• Directions: Pull out every line of the listing below where "note" appears.

(Items from a figure collection)
__________________________________________________

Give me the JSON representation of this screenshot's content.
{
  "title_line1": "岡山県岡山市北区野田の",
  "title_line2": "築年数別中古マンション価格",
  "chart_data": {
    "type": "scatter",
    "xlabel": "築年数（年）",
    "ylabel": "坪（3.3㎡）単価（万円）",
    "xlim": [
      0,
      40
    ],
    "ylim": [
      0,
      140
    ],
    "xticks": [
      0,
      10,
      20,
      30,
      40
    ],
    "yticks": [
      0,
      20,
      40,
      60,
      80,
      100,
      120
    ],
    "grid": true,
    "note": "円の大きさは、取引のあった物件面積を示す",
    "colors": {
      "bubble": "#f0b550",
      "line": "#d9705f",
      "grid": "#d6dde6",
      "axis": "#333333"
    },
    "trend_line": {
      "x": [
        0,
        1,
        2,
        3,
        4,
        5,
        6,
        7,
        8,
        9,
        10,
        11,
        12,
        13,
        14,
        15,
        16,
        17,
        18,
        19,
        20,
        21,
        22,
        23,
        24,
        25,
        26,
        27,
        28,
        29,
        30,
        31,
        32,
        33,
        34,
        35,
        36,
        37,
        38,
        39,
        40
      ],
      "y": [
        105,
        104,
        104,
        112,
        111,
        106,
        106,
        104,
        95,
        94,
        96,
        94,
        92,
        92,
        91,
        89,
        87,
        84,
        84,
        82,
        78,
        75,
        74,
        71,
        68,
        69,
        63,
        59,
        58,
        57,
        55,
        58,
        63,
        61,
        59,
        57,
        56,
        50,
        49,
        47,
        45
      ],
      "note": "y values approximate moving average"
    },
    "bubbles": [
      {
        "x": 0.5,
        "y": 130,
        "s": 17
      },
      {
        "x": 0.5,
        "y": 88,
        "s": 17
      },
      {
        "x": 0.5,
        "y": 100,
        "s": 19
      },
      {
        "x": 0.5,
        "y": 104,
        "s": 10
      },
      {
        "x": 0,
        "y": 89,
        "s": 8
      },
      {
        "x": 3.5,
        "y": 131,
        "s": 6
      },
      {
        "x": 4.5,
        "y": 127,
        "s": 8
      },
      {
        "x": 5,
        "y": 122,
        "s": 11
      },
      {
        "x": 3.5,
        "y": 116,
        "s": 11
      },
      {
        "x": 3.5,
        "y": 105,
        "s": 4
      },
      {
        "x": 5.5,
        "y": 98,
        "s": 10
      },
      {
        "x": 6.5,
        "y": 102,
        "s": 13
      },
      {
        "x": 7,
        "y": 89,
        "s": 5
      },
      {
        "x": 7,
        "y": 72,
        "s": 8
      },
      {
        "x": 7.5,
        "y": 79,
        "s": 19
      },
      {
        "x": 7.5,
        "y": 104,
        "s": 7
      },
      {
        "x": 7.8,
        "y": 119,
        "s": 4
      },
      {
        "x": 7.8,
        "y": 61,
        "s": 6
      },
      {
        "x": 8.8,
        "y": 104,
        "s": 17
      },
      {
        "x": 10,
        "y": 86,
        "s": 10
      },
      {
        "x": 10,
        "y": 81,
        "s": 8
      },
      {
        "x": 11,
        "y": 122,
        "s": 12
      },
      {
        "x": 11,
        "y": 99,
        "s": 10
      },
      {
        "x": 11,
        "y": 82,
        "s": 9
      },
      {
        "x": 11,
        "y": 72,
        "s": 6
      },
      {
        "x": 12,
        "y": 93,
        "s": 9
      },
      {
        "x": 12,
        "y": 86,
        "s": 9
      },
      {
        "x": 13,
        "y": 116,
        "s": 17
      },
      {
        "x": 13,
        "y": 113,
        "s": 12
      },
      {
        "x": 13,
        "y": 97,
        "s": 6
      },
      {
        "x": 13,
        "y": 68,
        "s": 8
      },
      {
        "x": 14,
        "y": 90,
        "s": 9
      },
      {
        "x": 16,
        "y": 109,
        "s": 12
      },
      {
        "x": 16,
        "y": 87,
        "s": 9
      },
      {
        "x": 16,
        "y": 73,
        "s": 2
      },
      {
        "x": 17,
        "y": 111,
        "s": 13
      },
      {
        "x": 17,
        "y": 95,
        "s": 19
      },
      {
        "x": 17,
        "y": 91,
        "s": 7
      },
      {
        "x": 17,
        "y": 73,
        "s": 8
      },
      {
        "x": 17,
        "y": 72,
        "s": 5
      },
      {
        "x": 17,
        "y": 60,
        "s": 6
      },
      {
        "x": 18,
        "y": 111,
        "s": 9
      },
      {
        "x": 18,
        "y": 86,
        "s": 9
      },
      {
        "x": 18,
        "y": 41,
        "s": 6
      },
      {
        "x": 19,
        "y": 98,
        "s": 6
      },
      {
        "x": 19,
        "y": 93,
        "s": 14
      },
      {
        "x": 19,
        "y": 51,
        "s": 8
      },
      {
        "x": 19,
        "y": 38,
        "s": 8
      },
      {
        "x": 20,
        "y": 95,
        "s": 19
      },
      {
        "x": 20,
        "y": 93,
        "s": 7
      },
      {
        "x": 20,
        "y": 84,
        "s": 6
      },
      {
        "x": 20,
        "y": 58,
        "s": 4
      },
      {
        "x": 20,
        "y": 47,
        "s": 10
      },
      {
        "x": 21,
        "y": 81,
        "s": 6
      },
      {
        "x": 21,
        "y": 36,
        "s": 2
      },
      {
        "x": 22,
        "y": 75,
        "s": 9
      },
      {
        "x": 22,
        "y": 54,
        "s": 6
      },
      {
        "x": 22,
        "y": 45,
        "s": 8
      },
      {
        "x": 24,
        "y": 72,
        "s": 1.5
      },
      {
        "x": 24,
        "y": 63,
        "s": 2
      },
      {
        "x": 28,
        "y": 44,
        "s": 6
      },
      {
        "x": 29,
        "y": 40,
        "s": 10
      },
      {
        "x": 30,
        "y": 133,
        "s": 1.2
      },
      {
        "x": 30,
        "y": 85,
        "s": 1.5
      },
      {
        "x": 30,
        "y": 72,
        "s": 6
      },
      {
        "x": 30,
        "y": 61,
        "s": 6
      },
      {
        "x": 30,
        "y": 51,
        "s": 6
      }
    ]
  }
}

__________________________________________________

• The result:
    "note": "円の大きさは、取引のあった物件面積を示す",
      "note": "y values approximate moving average"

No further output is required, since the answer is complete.